Exercise description
Without the images, write out all of the following entries exactly.

[Figure record extracts]
* * * * *

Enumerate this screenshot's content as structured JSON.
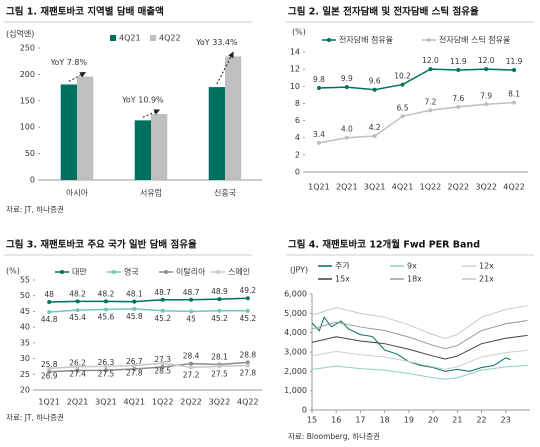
{
  "chart_data": [
    {
      "type": "bar",
      "title": "그림 1. 재팬토바코 지역별 담배 매출액",
      "y_unit": "(십억엔)",
      "categories": [
        "아시아",
        "서유럽",
        "신흥국"
      ],
      "series": [
        {
          "name": "4Q21",
          "color": "#00715e",
          "values": [
            181,
            113,
            176
          ]
        },
        {
          "name": "4Q22",
          "color": "#bfbfbf",
          "values": [
            196,
            125,
            234
          ]
        }
      ],
      "ylim": [
        0,
        250
      ],
      "yticks": [
        0,
        50,
        100,
        150,
        200,
        250
      ],
      "annotations": [
        "YoY 7.8%",
        "YoY 10.9%",
        "YoY 33.4%"
      ],
      "source": "자료: JT, 하나증권"
    },
    {
      "type": "line",
      "title": "그림 2. 일본 전자담배 및 전자담배 스틱 점유율",
      "y_unit": "(%)",
      "categories": [
        "1Q21",
        "2Q21",
        "3Q21",
        "4Q21",
        "1Q22",
        "2Q22",
        "3Q22",
        "4Q22"
      ],
      "series": [
        {
          "name": "전자담배 점유율",
          "color": "#00715e",
          "values": [
            9.8,
            9.9,
            9.6,
            10.2,
            12,
            11.9,
            12,
            11.9
          ],
          "value_labels": [
            "9.8",
            "9.9",
            "9.6",
            "10.2",
            "12.0",
            "11.9",
            "12.0",
            "11.9"
          ]
        },
        {
          "name": "전자담배 스틱 점유율",
          "color": "#bfbfbf",
          "values": [
            3.4,
            4,
            4.2,
            6.5,
            7.2,
            7.6,
            7.9,
            8.1
          ],
          "value_labels": [
            "3.4",
            "4.0",
            "4.2",
            "6.5",
            "7.2",
            "7.6",
            "7.9",
            "8.1"
          ]
        }
      ],
      "ylim": [
        0,
        14
      ],
      "yticks": [
        0,
        2,
        4,
        6,
        8,
        10,
        12,
        14
      ]
    },
    {
      "type": "line",
      "title": "그림 3. 재팬토바코 주요 국가 일반 담배 점유율",
      "y_unit": "(%)",
      "categories": [
        "1Q21",
        "2Q21",
        "3Q21",
        "4Q21",
        "1Q22",
        "2Q22",
        "3Q22",
        "4Q22"
      ],
      "series": [
        {
          "name": "대만",
          "color": "#00715e",
          "values": [
            48,
            48.2,
            48.2,
            48.1,
            48.7,
            48.7,
            48.9,
            49.2
          ]
        },
        {
          "name": "영국",
          "color": "#6fc9b8",
          "values": [
            44.8,
            45.4,
            45.6,
            45.8,
            45.2,
            45,
            45.2,
            45.2
          ]
        },
        {
          "name": "이탈리아",
          "color": "#8c8c8c",
          "values": [
            25.8,
            26.2,
            26.3,
            26.7,
            27.3,
            28.4,
            28.1,
            28.8
          ]
        },
        {
          "name": "스페인",
          "color": "#c8c8c8",
          "values": [
            26.9,
            27.4,
            27.5,
            27.8,
            28.5,
            27.2,
            27.5,
            27.8
          ]
        }
      ],
      "ylim": [
        20,
        55
      ],
      "yticks": [
        20,
        25,
        30,
        35,
        40,
        45,
        50,
        55
      ],
      "source": "자료: JT, 하나증권"
    },
    {
      "type": "line",
      "title": "그림 4. 재팬토바코 12개월 Fwd PER Band",
      "y_unit": "(JPY)",
      "series": [
        {
          "name": "주가",
          "color": "#00715e",
          "x": [
            15,
            15.3,
            15.5,
            15.8,
            16.2,
            16.5,
            17,
            17.5,
            18,
            18.5,
            19,
            19.5,
            20,
            20.5,
            21,
            21.5,
            22,
            22.5,
            23,
            23.2
          ],
          "values": [
            4500,
            4100,
            4800,
            4300,
            4600,
            4200,
            3900,
            3800,
            3100,
            2900,
            2500,
            2300,
            2200,
            2000,
            2100,
            2000,
            2200,
            2300,
            2700,
            2600
          ]
        },
        {
          "name": "9x",
          "color": "#8fd0c2",
          "x": [
            15,
            16,
            17,
            18,
            19,
            20,
            20.5,
            21,
            22,
            23,
            23.9
          ],
          "values": [
            2100,
            2270,
            2140,
            2060,
            1890,
            1670,
            1590,
            1670,
            2060,
            2230,
            2310
          ]
        },
        {
          "name": "12x",
          "color": "#cfcfcf",
          "x": [
            15,
            16,
            17,
            18,
            19,
            20,
            20.5,
            21,
            22,
            23,
            23.9
          ],
          "values": [
            2800,
            3030,
            2860,
            2740,
            2510,
            2230,
            2110,
            2230,
            2740,
            2970,
            3090
          ]
        },
        {
          "name": "15x",
          "color": "#404040",
          "x": [
            15,
            16,
            17,
            18,
            19,
            20,
            20.5,
            21,
            22,
            23,
            23.9
          ],
          "values": [
            3500,
            3790,
            3570,
            3430,
            3140,
            2790,
            2640,
            2790,
            3430,
            3710,
            3860
          ]
        },
        {
          "name": "18x",
          "color": "#9a9a9a",
          "x": [
            15,
            16,
            17,
            18,
            19,
            20,
            20.5,
            21,
            22,
            23,
            23.9
          ],
          "values": [
            4200,
            4540,
            4290,
            4110,
            3770,
            3340,
            3170,
            3340,
            4110,
            4460,
            4630
          ]
        },
        {
          "name": "21x",
          "color": "#c8c8c8",
          "x": [
            15,
            16,
            17,
            18,
            19,
            20,
            20.5,
            21,
            22,
            23,
            23.9
          ],
          "values": [
            4900,
            5300,
            5000,
            4800,
            4400,
            3900,
            3700,
            3900,
            4800,
            5200,
            5400
          ]
        }
      ],
      "xlim": [
        15,
        24
      ],
      "xticks": [
        15,
        16,
        17,
        18,
        19,
        20,
        21,
        22,
        23
      ],
      "ylim": [
        0,
        6000
      ],
      "yticks": [
        0,
        {
          "value": 1000,
          "label": "1,000"
        },
        {
          "value": 2000,
          "label": "2,000"
        },
        {
          "value": 3000,
          "label": "3,000"
        },
        {
          "value": 4000,
          "label": "4,000"
        },
        {
          "value": 5000,
          "label": "5,000"
        },
        {
          "value": 6000,
          "label": "6,000"
        }
      ],
      "source": "자료: Bloomberg, 하나증권"
    }
  ]
}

* * * * *

Task output
Enumerate this screenshot's content as structured JSON.
{
  "chart_data": [
    {
      "type": "bar",
      "title": "그림 1. 재팬토바코 지역별 담배 매출액",
      "y_unit": "(십억엔)",
      "categories": [
        "아시아",
        "서유럽",
        "신흥국"
      ],
      "series": [
        {
          "name": "4Q21",
          "color": "#00715e",
          "values": [
            181,
            113,
            176
          ]
        },
        {
          "name": "4Q22",
          "color": "#bfbfbf",
          "values": [
            196,
            125,
            234
          ]
        }
      ],
      "ylim": [
        0,
        250
      ],
      "yticks": [
        0,
        50,
        100,
        150,
        200,
        250
      ],
      "annotations": [
        "YoY 7.8%",
        "YoY 10.9%",
        "YoY 33.4%"
      ],
      "source": "자료: JT, 하나증권"
    },
    {
      "type": "line",
      "title": "그림 2. 일본 전자담배 및 전자담배 스틱 점유율",
      "y_unit": "(%)",
      "categories": [
        "1Q21",
        "2Q21",
        "3Q21",
        "4Q21",
        "1Q22",
        "2Q22",
        "3Q22",
        "4Q22"
      ],
      "series": [
        {
          "name": "전자담배 점유율",
          "color": "#00715e",
          "values": [
            9.8,
            9.9,
            9.6,
            10.2,
            12,
            11.9,
            12,
            11.9
          ],
          "value_labels": [
            "9.8",
            "9.9",
            "9.6",
            "10.2",
            "12.0",
            "11.9",
            "12.0",
            "11.9"
          ]
        },
        {
          "name": "전자담배 스틱 점유율",
          "color": "#bfbfbf",
          "values": [
            3.4,
            4,
            4.2,
            6.5,
            7.2,
            7.6,
            7.9,
            8.1
          ],
          "value_labels": [
            "3.4",
            "4.0",
            "4.2",
            "6.5",
            "7.2",
            "7.6",
            "7.9",
            "8.1"
          ]
        }
      ],
      "ylim": [
        0,
        14
      ],
      "yticks": [
        0,
        2,
        4,
        6,
        8,
        10,
        12,
        14
      ]
    },
    {
      "type": "line",
      "title": "그림 3. 재팬토바코 주요 국가 일반 담배 점유율",
      "y_unit": "(%)",
      "categories": [
        "1Q21",
        "2Q21",
        "3Q21",
        "4Q21",
        "1Q22",
        "2Q22",
        "3Q22",
        "4Q22"
      ],
      "series": [
        {
          "name": "대만",
          "color": "#00715e",
          "values": [
            48,
            48.2,
            48.2,
            48.1,
            48.7,
            48.7,
            48.9,
            49.2
          ]
        },
        {
          "name": "영국",
          "color": "#6fc9b8",
          "values": [
            44.8,
            45.4,
            45.6,
            45.8,
            45.2,
            45,
            45.2,
            45.2
          ]
        },
        {
          "name": "이탈리아",
          "color": "#8c8c8c",
          "values": [
            25.8,
            26.2,
            26.3,
            26.7,
            27.3,
            28.4,
            28.1,
            28.8
          ]
        },
        {
          "name": "스페인",
          "color": "#c8c8c8",
          "values": [
            26.9,
            27.4,
            27.5,
            27.8,
            28.5,
            27.2,
            27.5,
            27.8
          ]
        }
      ],
      "ylim": [
        20,
        55
      ],
      "yticks": [
        20,
        25,
        30,
        35,
        40,
        45,
        50,
        55
      ],
      "source": "자료: JT, 하나증권"
    },
    {
      "type": "line",
      "title": "그림 4. 재팬토바코 12개월 Fwd PER Band",
      "y_unit": "(JPY)",
      "series": [
        {
          "name": "주가",
          "color": "#00715e",
          "x": [
            15,
            15.3,
            15.5,
            15.8,
            16.2,
            16.5,
            17,
            17.5,
            18,
            18.5,
            19,
            19.5,
            20,
            20.5,
            21,
            21.5,
            22,
            22.5,
            23,
            23.2
          ],
          "values": [
            4500,
            4100,
            4800,
            4300,
            4600,
            4200,
            3900,
            3800,
            3100,
            2900,
            2500,
            2300,
            2200,
            2000,
            2100,
            2000,
            2200,
            2300,
            2700,
            2600
          ]
        },
        {
          "name": "9x",
          "color": "#8fd0c2",
          "x": [
            15,
            16,
            17,
            18,
            19,
            20,
            20.5,
            21,
            22,
            23,
            23.9
          ],
          "values": [
            2100,
            2270,
            2140,
            2060,
            1890,
            1670,
            1590,
            1670,
            2060,
            2230,
            2310
          ]
        },
        {
          "name": "12x",
          "color": "#cfcfcf",
          "x": [
            15,
            16,
            17,
            18,
            19,
            20,
            20.5,
            21,
            22,
            23,
            23.9
          ],
          "values": [
            2800,
            3030,
            2860,
            2740,
            2510,
            2230,
            2110,
            2230,
            2740,
            2970,
            3090
          ]
        },
        {
          "name": "15x",
          "color": "#404040",
          "x": [
            15,
            16,
            17,
            18,
            19,
            20,
            20.5,
            21,
            22,
            23,
            23.9
          ],
          "values": [
            3500,
            3790,
            3570,
            3430,
            3140,
            2790,
            2640,
            2790,
            3430,
            3710,
            3860
          ]
        },
        {
          "name": "18x",
          "color": "#9a9a9a",
          "x": [
            15,
            16,
            17,
            18,
            19,
            20,
            20.5,
            21,
            22,
            23,
            23.9
          ],
          "values": [
            4200,
            4540,
            4290,
            4110,
            3770,
            3340,
            3170,
            3340,
            4110,
            4460,
            4630
          ]
        },
        {
          "name": "21x",
          "color": "#c8c8c8",
          "x": [
            15,
            16,
            17,
            18,
            19,
            20,
            20.5,
            21,
            22,
            23,
            23.9
          ],
          "values": [
            4900,
            5300,
            5000,
            4800,
            4400,
            3900,
            3700,
            3900,
            4800,
            5200,
            5400
          ]
        }
      ],
      "xlim": [
        15,
        24
      ],
      "xticks": [
        15,
        16,
        17,
        18,
        19,
        20,
        21,
        22,
        23
      ],
      "ylim": [
        0,
        6000
      ],
      "yticks": [
        0,
        {
          "value": 1000,
          "label": "1,000"
        },
        {
          "value": 2000,
          "label": "2,000"
        },
        {
          "value": 3000,
          "label": "3,000"
        },
        {
          "value": 4000,
          "label": "4,000"
        },
        {
          "value": 5000,
          "label": "5,000"
        },
        {
          "value": 6000,
          "label": "6,000"
        }
      ],
      "source": "자료: Bloomberg, 하나증권"
    }
  ]
}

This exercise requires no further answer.